* TASK DESCRIPTION *
In the data below, find every line with the string "this" and pull it out.
Start
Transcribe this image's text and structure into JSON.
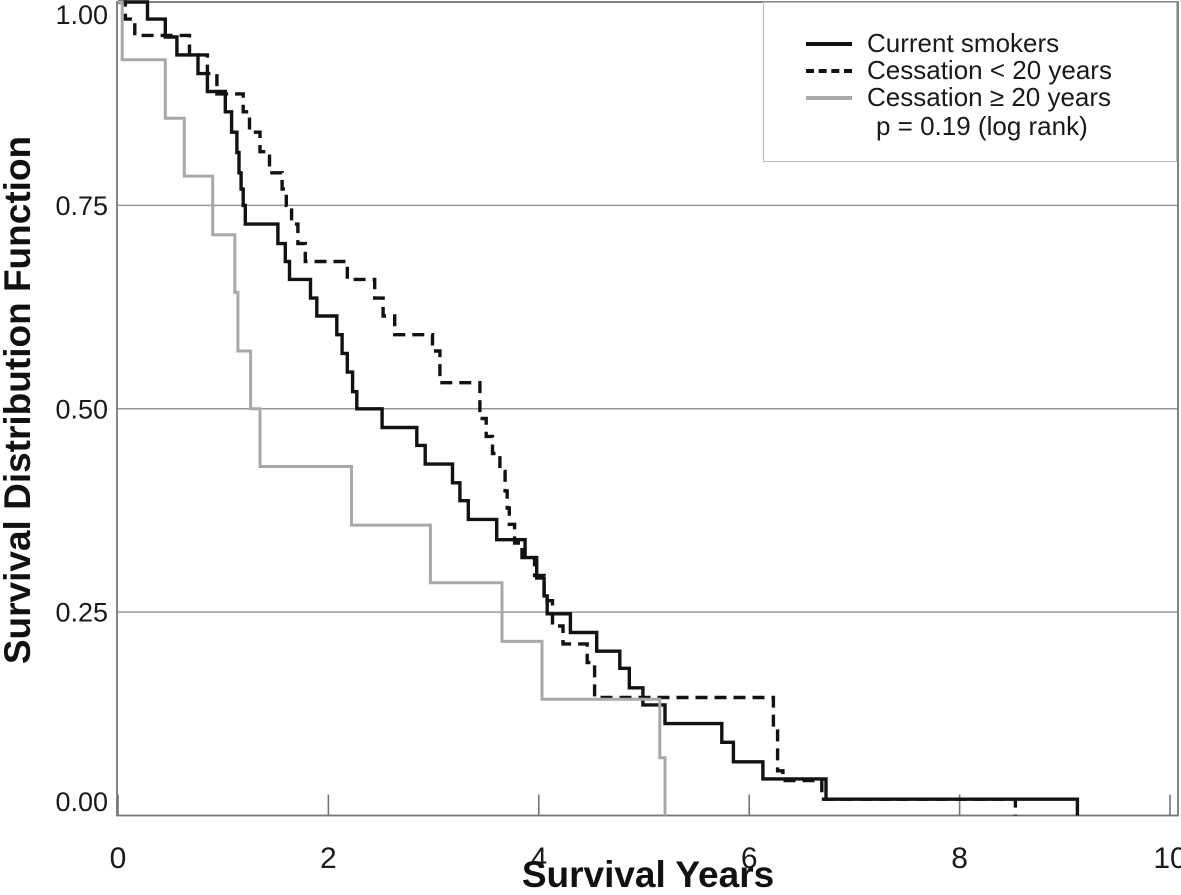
{
  "figure": {
    "x_axis_title": "Survival Years",
    "y_axis_title": "Survival Distribution Function"
  },
  "legend": {
    "items": [
      {
        "label": "Current smokers",
        "style": "solid",
        "color": "#121212"
      },
      {
        "label": "Cessation < 20 years",
        "style": "dashed",
        "color": "#121212"
      },
      {
        "label": "Cessation ≥ 20 years",
        "style": "solid",
        "color": "#a9a9a9"
      }
    ],
    "note": "p = 0.19 (log rank)"
  },
  "chart_data": {
    "type": "line",
    "subtype": "kaplan-meier-step",
    "title": "",
    "xlabel": "Survival Years",
    "ylabel": "Survival Distribution Function",
    "xlim": [
      0,
      10
    ],
    "ylim": [
      0,
      1
    ],
    "x_ticks": [
      {
        "value": 0,
        "label": "0"
      },
      {
        "value": 2,
        "label": "2"
      },
      {
        "value": 4,
        "label": "4"
      },
      {
        "value": 6,
        "label": "6"
      },
      {
        "value": 8,
        "label": "8"
      },
      {
        "value": 10,
        "label": "10"
      }
    ],
    "y_ticks": [
      {
        "value": 0,
        "label": "0.00"
      },
      {
        "value": 0.25,
        "label": "0.25"
      },
      {
        "value": 0.5,
        "label": "0.50"
      },
      {
        "value": 0.75,
        "label": "0.75"
      },
      {
        "value": 1,
        "label": "1.00"
      }
    ],
    "y_gridlines": [
      0.25,
      0.5,
      0.75
    ],
    "grid": "horizontal",
    "legend_position": "top-right",
    "annotation": "p = 0.19 (log rank)",
    "series": [
      {
        "name": "Current smokers",
        "style": "solid",
        "color": "#121212",
        "start": [
          0,
          1.0
        ],
        "points": [
          [
            0.28,
            0.979
          ],
          [
            0.45,
            0.957
          ],
          [
            0.56,
            0.935
          ],
          [
            0.76,
            0.912
          ],
          [
            0.85,
            0.89
          ],
          [
            1.02,
            0.865
          ],
          [
            1.08,
            0.84
          ],
          [
            1.13,
            0.815
          ],
          [
            1.15,
            0.79
          ],
          [
            1.17,
            0.77
          ],
          [
            1.19,
            0.75
          ],
          [
            1.21,
            0.727
          ],
          [
            1.52,
            0.703
          ],
          [
            1.59,
            0.681
          ],
          [
            1.63,
            0.659
          ],
          [
            1.83,
            0.636
          ],
          [
            1.89,
            0.614
          ],
          [
            2.08,
            0.591
          ],
          [
            2.13,
            0.568
          ],
          [
            2.18,
            0.545
          ],
          [
            2.23,
            0.521
          ],
          [
            2.27,
            0.5
          ],
          [
            2.51,
            0.477
          ],
          [
            2.84,
            0.455
          ],
          [
            2.92,
            0.432
          ],
          [
            3.18,
            0.409
          ],
          [
            3.25,
            0.387
          ],
          [
            3.33,
            0.364
          ],
          [
            3.6,
            0.339
          ],
          [
            3.87,
            0.317
          ],
          [
            3.98,
            0.292
          ],
          [
            4.05,
            0.27
          ],
          [
            4.08,
            0.248
          ],
          [
            4.3,
            0.225
          ],
          [
            4.55,
            0.202
          ],
          [
            4.77,
            0.181
          ],
          [
            4.86,
            0.157
          ],
          [
            4.99,
            0.136
          ],
          [
            5.2,
            0.113
          ],
          [
            5.74,
            0.09
          ],
          [
            5.85,
            0.066
          ],
          [
            6.13,
            0.045
          ],
          [
            6.73,
            0.02
          ],
          [
            9.12,
            0.0
          ]
        ]
      },
      {
        "name": "Cessation < 20 years",
        "style": "dashed",
        "color": "#121212",
        "start": [
          0,
          1.0
        ],
        "points": [
          [
            0.07,
            0.979
          ],
          [
            0.16,
            0.959
          ],
          [
            0.68,
            0.935
          ],
          [
            0.85,
            0.912
          ],
          [
            0.94,
            0.887
          ],
          [
            1.19,
            0.865
          ],
          [
            1.25,
            0.84
          ],
          [
            1.35,
            0.816
          ],
          [
            1.44,
            0.79
          ],
          [
            1.56,
            0.77
          ],
          [
            1.6,
            0.75
          ],
          [
            1.65,
            0.727
          ],
          [
            1.71,
            0.703
          ],
          [
            1.78,
            0.681
          ],
          [
            2.18,
            0.659
          ],
          [
            2.44,
            0.636
          ],
          [
            2.52,
            0.614
          ],
          [
            2.63,
            0.591
          ],
          [
            2.99,
            0.571
          ],
          [
            3.06,
            0.532
          ],
          [
            3.44,
            0.488
          ],
          [
            3.5,
            0.466
          ],
          [
            3.56,
            0.445
          ],
          [
            3.63,
            0.423
          ],
          [
            3.68,
            0.399
          ],
          [
            3.7,
            0.378
          ],
          [
            3.72,
            0.358
          ],
          [
            3.77,
            0.335
          ],
          [
            3.84,
            0.317
          ],
          [
            3.96,
            0.295
          ],
          [
            4.05,
            0.264
          ],
          [
            4.13,
            0.233
          ],
          [
            4.23,
            0.211
          ],
          [
            4.46,
            0.188
          ],
          [
            4.53,
            0.145
          ],
          [
            6.23,
            0.107
          ],
          [
            6.27,
            0.055
          ],
          [
            6.32,
            0.043
          ],
          [
            6.69,
            0.02
          ],
          [
            8.53,
            0.0
          ]
        ]
      },
      {
        "name": "Cessation ≥ 20 years",
        "style": "solid",
        "color": "#a9a9a9",
        "start": [
          0,
          1.0
        ],
        "points": [
          [
            0.04,
            0.929
          ],
          [
            0.45,
            0.857
          ],
          [
            0.63,
            0.786
          ],
          [
            0.9,
            0.714
          ],
          [
            1.11,
            0.643
          ],
          [
            1.14,
            0.571
          ],
          [
            1.26,
            0.5
          ],
          [
            1.35,
            0.429
          ],
          [
            2.22,
            0.357
          ],
          [
            2.97,
            0.286
          ],
          [
            3.65,
            0.214
          ],
          [
            4.03,
            0.143
          ],
          [
            5.15,
            0.071
          ],
          [
            5.2,
            0.0
          ]
        ]
      }
    ]
  }
}
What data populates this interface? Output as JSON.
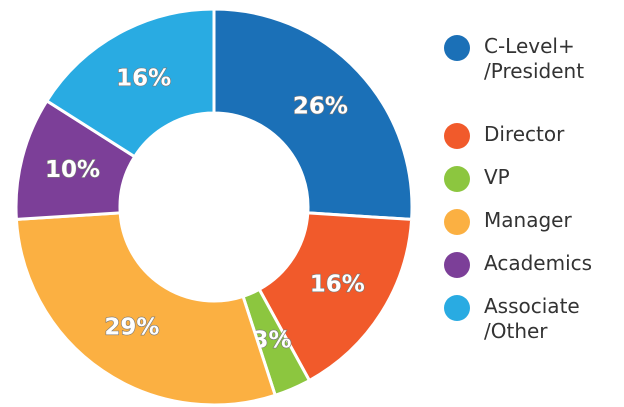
{
  "chart_data": {
    "type": "donut",
    "categories": [
      "C-Level+ /President",
      "Director",
      "VP",
      "Manager",
      "Academics",
      "Associate /Other"
    ],
    "values": [
      26,
      16,
      3,
      29,
      10,
      16
    ],
    "value_labels": [
      "26%",
      "16%",
      "3%",
      "29%",
      "10%",
      "16%"
    ],
    "colors": [
      "#1b70b7",
      "#f15a2b",
      "#8cc63f",
      "#fbb042",
      "#7c3f98",
      "#29abe2"
    ],
    "legend": "right"
  }
}
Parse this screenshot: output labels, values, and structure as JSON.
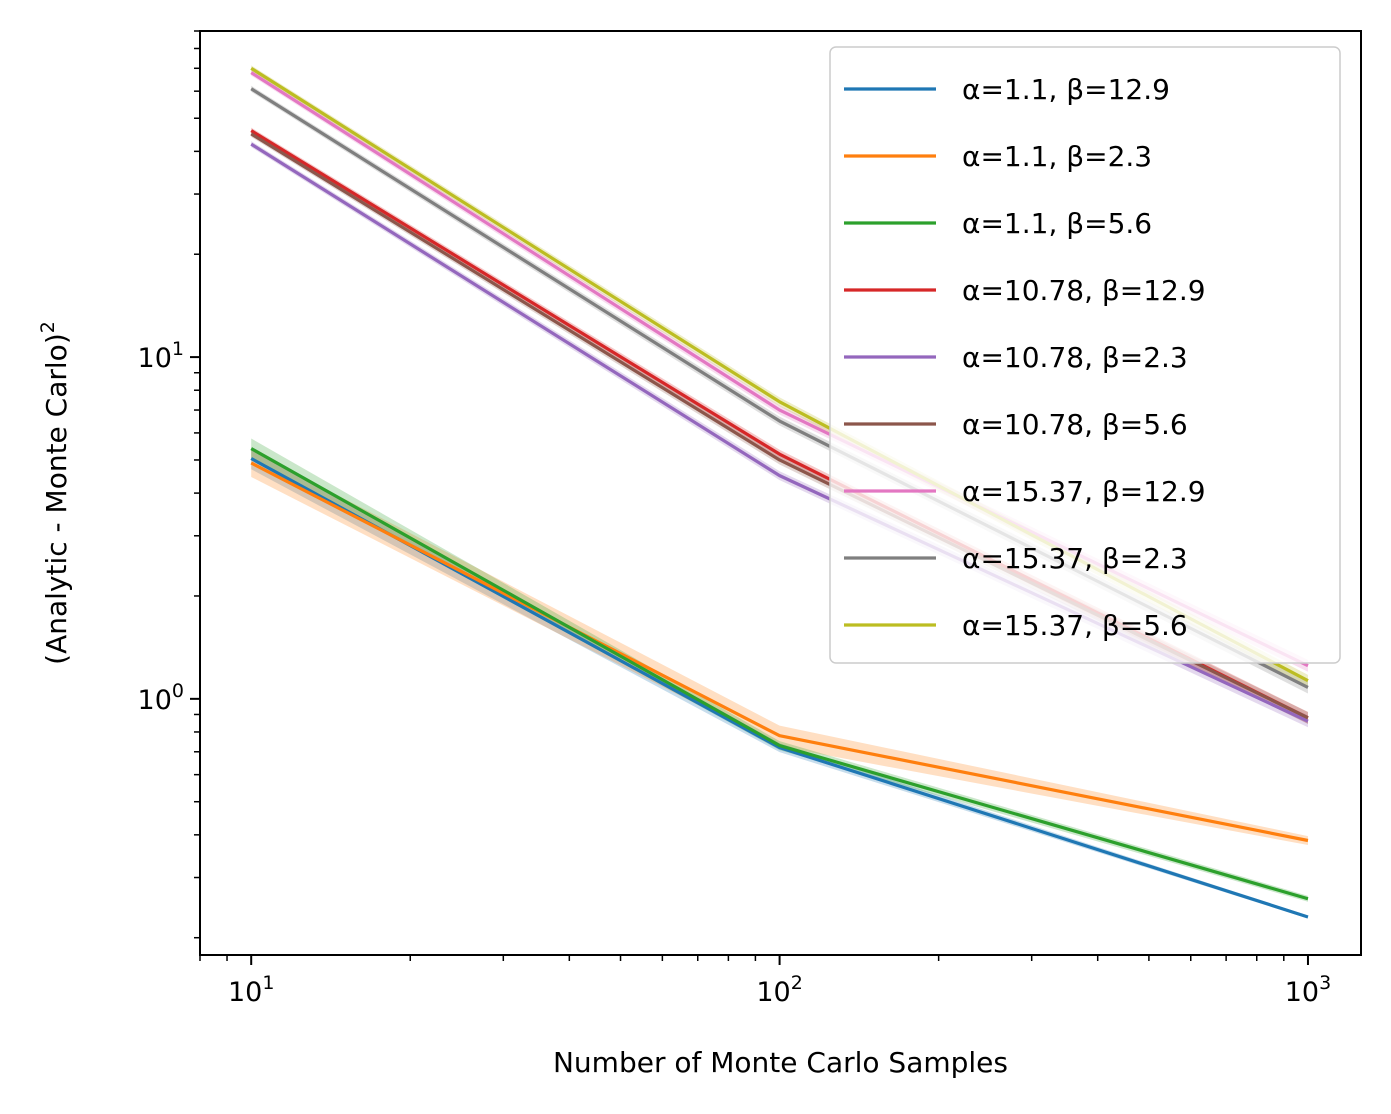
{
  "chart_data": {
    "type": "line",
    "title": "",
    "xlabel": "Number of Monte Carlo Samples",
    "ylabel": "(Analytic - Monte Carlo)",
    "ylabel_superscript": "2",
    "xscale": "log",
    "yscale": "log",
    "xlim": [
      8,
      1260
    ],
    "ylim": [
      0.178,
      90
    ],
    "x": [
      10,
      100,
      1000
    ],
    "x_ticks": [
      {
        "value": 10,
        "base": "10",
        "exp": "1"
      },
      {
        "value": 100,
        "base": "10",
        "exp": "2"
      },
      {
        "value": 1000,
        "base": "10",
        "exp": "3"
      }
    ],
    "y_ticks": [
      {
        "value": 1,
        "base": "10",
        "exp": "0"
      },
      {
        "value": 10,
        "base": "10",
        "exp": "1"
      }
    ],
    "legend_position": "top-right",
    "grid": false,
    "series": [
      {
        "name": "α=1.1, β=12.9",
        "color": "#1f77b4",
        "values": [
          5.05,
          0.72,
          0.23
        ],
        "band": [
          0.07,
          0.03,
          0.01
        ]
      },
      {
        "name": "α=1.1, β=2.3",
        "color": "#ff7f0e",
        "values": [
          4.9,
          0.78,
          0.385
        ],
        "band": [
          0.09,
          0.07,
          0.03
        ]
      },
      {
        "name": "α=1.1, β=5.6",
        "color": "#2ca02c",
        "values": [
          5.4,
          0.73,
          0.26
        ],
        "band": [
          0.07,
          0.03,
          0.02
        ]
      },
      {
        "name": "α=10.78, β=12.9",
        "color": "#d62728",
        "values": [
          46,
          5.2,
          0.88
        ],
        "band": [
          0.02,
          0.03,
          0.04
        ]
      },
      {
        "name": "α=10.78, β=2.3",
        "color": "#9467bd",
        "values": [
          42,
          4.5,
          0.86
        ],
        "band": [
          0.02,
          0.03,
          0.04
        ]
      },
      {
        "name": "α=10.78, β=5.6",
        "color": "#8c564b",
        "values": [
          45,
          5.0,
          0.88
        ],
        "band": [
          0.02,
          0.03,
          0.04
        ]
      },
      {
        "name": "α=15.37, β=12.9",
        "color": "#e377c2",
        "values": [
          68,
          7.0,
          1.25
        ],
        "band": [
          0.02,
          0.03,
          0.04
        ]
      },
      {
        "name": "α=15.37, β=2.3",
        "color": "#7f7f7f",
        "values": [
          61,
          6.5,
          1.08
        ],
        "band": [
          0.02,
          0.03,
          0.04
        ]
      },
      {
        "name": "α=15.37, β=5.6",
        "color": "#bcbd22",
        "values": [
          70,
          7.4,
          1.13
        ],
        "band": [
          0.02,
          0.03,
          0.04
        ]
      }
    ]
  }
}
End
* EXERCISE OUTPUT *
Transcribe this image's text and structure into JSON.
What data populates this interface? Output as JSON.
Parse this screenshot: output labels, values, and structure as JSON.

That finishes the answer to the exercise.